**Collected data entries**

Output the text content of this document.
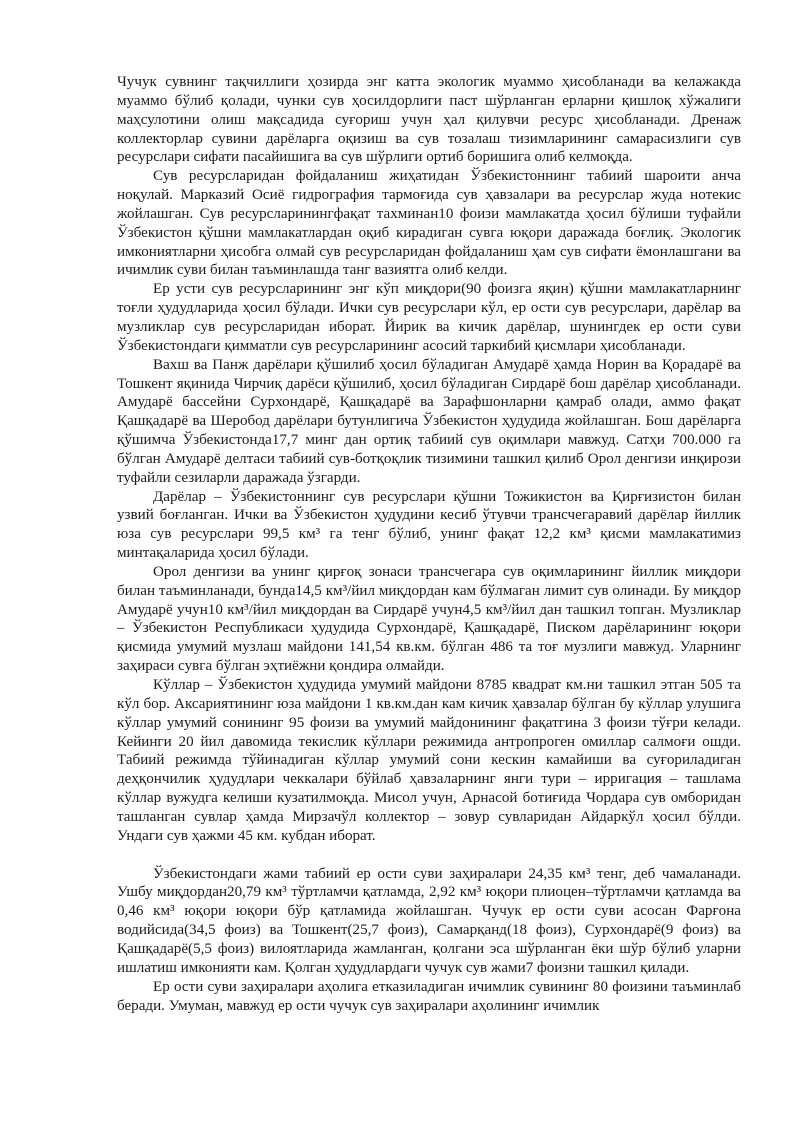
Чучук сувнинг тақчиллиги ҳозирда энг катта экологик муаммо ҳисобланади ва келажакда муаммо бўлиб қолади, чунки сув ҳосилдорлиги паст шўрланган ерларни қишлоқ хўжалиги маҳсулотини олиш мақсадида суғориш учун ҳал қилувчи ресурс ҳисобланади. Дренаж коллекторлар сувини дарёларга оқизиш ва сув тозалаш тизимларининг самарасизлиги сув ресурслари сифати пасайишига ва сув шўрлиги ортиб боришига олиб келмоқда.

Сув ресурсларидан фойдаланиш жиҳатидан Ўзбекистоннинг табиий шароити анча ноқулай. Марказий Осиё гидрография тармоғида сув ҳавзалари ва ресурслар жуда нотекис жойлашган. Сув ресурсларинингфақат тахминан10 фоизи мамлакатда ҳосил бўлиши туфайли Ўзбекистон қўшни мамлакатлардан оқиб кирадиган сувга юқори даражада боғлиқ. Экологик имкониятларни ҳисобга олмай сув ресурсларидан фойдаланиш ҳам сув сифати ёмонлашгани ва ичимлик суви билан таъминлашда танг вазиятга олиб келди.

Ер усти сув ресурсларининг энг кўп миқдори(90 фоизга яқин) қўшни мамлакатларнинг тоғли ҳудудларида ҳосил бўлади. Ички сув ресурслари кўл, ер ости сув ресурслари, дарёлар ва музликлар сув ресурсларидан иборат. Йирик ва кичик дарёлар, шунингдек ер ости суви Ўзбекистондаги қимматли сув ресурсларининг асосий таркибий қисмлари ҳисобланади.

Вахш ва Панж дарёлари қўшилиб ҳосил бўладиган Амударё ҳамда Норин ва Қорадарё ва Тошкент яқинида Чирчиқ дарёси қўшилиб, ҳосил бўладиган Сирдарё бош дарёлар ҳисобланади. Амударё бассейни Сурхондарё, Қашқадарё ва Зарафшонларни қамраб олади, аммо фақат Қашқадарё ва Шеробод дарёлари бутунлигича Ўзбекистон ҳудудида жойлашган. Бош дарёларга қўшимча Ўзбекистонда17,7 минг дан ортиқ табиий сув оқимлари мавжуд. Сатҳи 700.000 га бўлган Амударё делтаси табиий сув-ботқоқлик тизимини ташкил қилиб Орол денгизи инқирози туфайли сезиларли даражада ўзгарди.

Дарёлар – Ўзбекистоннинг сув ресурслари қўшни Тожикистон ва Қирғизистон билан узвий боғланган. Ички ва Ўзбекистон ҳудудини кесиб ўтувчи трансчегаравий дарёлар йиллик юза сув ресурслари 99,5 км³ га тенг бўлиб, унинг фақат 12,2 км³ қисми мамлакатимиз минтақаларида ҳосил бўлади.

Орол денгизи ва унинг қирғоқ зонаси трансчегара сув оқимларининг йиллик миқдори билан таъминланади, бунда14,5 км³/йил миқдордан кам бўлмаган лимит сув олинади. Бу миқдор Амударё учун10 км³/йил миқдордан ва Сирдарё учун4,5 км³/йил дан ташкил топган. Музликлар – Ўзбекистон Республикаси ҳудудида Сурхондарё, Қашқадарё, Писком дарёларининг юқори қисмида умумий музлаш майдони 141,54 кв.км. бўлган 486 та тоғ музлиги мавжуд. Уларнинг заҳираси сувга бўлган эҳтиёжни қондира олмайди.

Кўллар – Ўзбекистон ҳудудида умумий майдони 8785 квадрат км.ни ташкил этган 505 та кўл бор. Аксариятининг юза майдони 1 кв.км.дан кам кичик ҳавзалар бўлган бу кўллар улушига кўллар умумий сонининг 95 фоизи ва умумий майдонининг фақатгина 3 фоизи тўғри келади. Кейинги 20 йил давомида текислик кўллари режимида антропроген омиллар салмоғи ошди. Табиий режимда тўйинадиган кўллар умумий сони кескин камайиши ва суғориладиган деҳқончилик ҳудудлари чеккалари бўйлаб ҳавзаларнинг янги тури – ирригация – ташлама кўллар вужудга келиши кузатилмоқда. Мисол учун, Арнасой ботиғида Чордара сув омборидан ташланган сувлар ҳамда Мирзачўл коллектор – зовур сувларидан Айдаркўл ҳосил бўлди. Ундаги сув ҳажми 45 км. кубдан иборат.

Ўзбекистондаги жами табиий ер ости суви заҳиралари 24,35 км³ тенг, деб чамаланади. Ушбу миқдордан20,79 км³ тўртламчи қатламда, 2,92 км³ юқори плиоцен–тўртламчи қатламда ва 0,46 км³ юқори юқори бўр қатламида жойлашган. Чучук ер ости суви асосан Фарғона водийсида(34,5 фоиз) ва Тошкент(25,7 фоиз), Самарқанд(18 фоиз), Сурхондарё(9 фоиз) ва Қашқадарё(5,5 фоиз) вилоятларида жамланган, қолгани эса шўрланган ёки шўр бўлиб уларни ишлатиш имконияти кам. Қолган ҳудудлардаги чучук сув жами7 фоизни ташкил қилади.

Ер ости суви заҳиралари аҳолига етказиладиган ичимлик сувининг 80 фоизини таъминлаб беради. Умуман, мавжуд ер ости чучук сув заҳиралари аҳолининг ичимлик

**BRIEF**
Pick out the lines that have the word "Сурхондарё". Copy them all.

**ANSWER FOR THIS EXERCISE**
Вахш ва Панж дарёлари қўшилиб ҳосил бўладиган Амударё ҳамда Норин ва Қорадарё ва Тошкент яқинида Чирчиқ дарёси қўшилиб, ҳосил бўладиган Сирдарё бош дарёлар ҳисобланади. Амударё бассейни Сурхондарё, Қашқадарё ва Зарафшонларни қамраб олади, аммо фақат Қашқадарё ва Шеробод дарёлари бутунлигича Ўзбекистон ҳудудида жойлашган. Бош дарёларга қўшимча Ўзбекистонда17,7 минг дан ортиқ табиий сув оқимлари мавжуд. Сатҳи 700.000 га бўлган Амударё делтаси табиий сув-ботқоқлик тизимини ташкил қилиб Орол денгизи инқирози туфайли сезиларли даражада ўзгарди.
Орол денгизи ва унинг қирғоқ зонаси трансчегара сув оқимларининг йиллик миқдори билан таъминланади, бунда14,5 км³/йил миқдордан кам бўлмаган лимит сув олинади. Бу миқдор Амударё учун10 км³/йил миқдордан ва Сирдарё учун4,5 км³/йил дан ташкил топган. Музликлар – Ўзбекистон Республикаси ҳудудида Сурхондарё, Қашқадарё, Писком дарёларининг юқори қисмида умумий музлаш майдони 141,54 кв.км. бўлган 486 та тоғ музлиги мавжуд. Уларнинг заҳираси сувга бўлган эҳтиёжни қондира олмайди.
Ўзбекистондаги жами табиий ер ости суви заҳиралари 24,35 км³ тенг, деб чамаланади. Ушбу миқдордан20,79 км³ тўртламчи қатламда, 2,92 км³ юқори плиоцен–тўртламчи қатламда ва 0,46 км³ юқори юқори бўр қатламида жойлашган. Чучук ер ости суви асосан Фарғона водийсида(34,5 фоиз) ва Тошкент(25,7 фоиз), Самарқанд(18 фоиз), Сурхондарё(9 фоиз) ва Қашқадарё(5,5 фоиз) вилоятларида жамланган, қолгани эса шўрланган ёки шўр бўлиб уларни ишлатиш имконияти кам. Қолган ҳудудлардаги чучук сув жами7 фоизни ташкил қилади.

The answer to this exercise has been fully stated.